## SET TASK
Skip the pictures. Reproduce all other material exactly.

## SOURCE MATERIAL
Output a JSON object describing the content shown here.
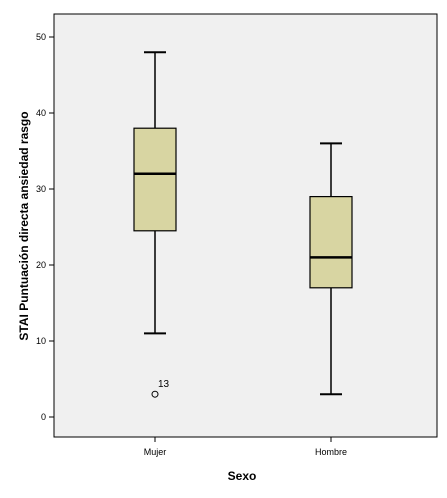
{
  "chart_data": {
    "type": "boxplot",
    "title": "",
    "xlabel": "Sexo",
    "ylabel": "STAI Puntuación directa ansiedad rasgo",
    "ylim": [
      -2,
      52
    ],
    "yticks": [
      0,
      10,
      20,
      30,
      40,
      50
    ],
    "grid": false,
    "categories": [
      "Mujer",
      "Hombre"
    ],
    "boxes": [
      {
        "category": "Mujer",
        "min": 11,
        "q1": 24.5,
        "median": 32,
        "q3": 38,
        "max": 48,
        "outliers": [
          {
            "value": 3,
            "label": "13"
          }
        ]
      },
      {
        "category": "Hombre",
        "min": 3,
        "q1": 17,
        "median": 21,
        "q3": 29,
        "max": 36,
        "outliers": []
      }
    ],
    "colors": {
      "box_fill": "#d8d5a2",
      "plot_background": "#f0f0f0",
      "stroke": "#000000"
    }
  }
}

## CORRECT OUTPUT
Output a JSON object describing the content shown here.
{
  "chart_data": {
    "type": "boxplot",
    "title": "",
    "xlabel": "Sexo",
    "ylabel": "STAI Puntuación directa ansiedad rasgo",
    "ylim": [
      -2,
      52
    ],
    "yticks": [
      0,
      10,
      20,
      30,
      40,
      50
    ],
    "grid": false,
    "categories": [
      "Mujer",
      "Hombre"
    ],
    "boxes": [
      {
        "category": "Mujer",
        "min": 11,
        "q1": 24.5,
        "median": 32,
        "q3": 38,
        "max": 48,
        "outliers": [
          {
            "value": 3,
            "label": "13"
          }
        ]
      },
      {
        "category": "Hombre",
        "min": 3,
        "q1": 17,
        "median": 21,
        "q3": 29,
        "max": 36,
        "outliers": []
      }
    ],
    "colors": {
      "box_fill": "#d8d5a2",
      "plot_background": "#f0f0f0",
      "stroke": "#000000"
    }
  }
}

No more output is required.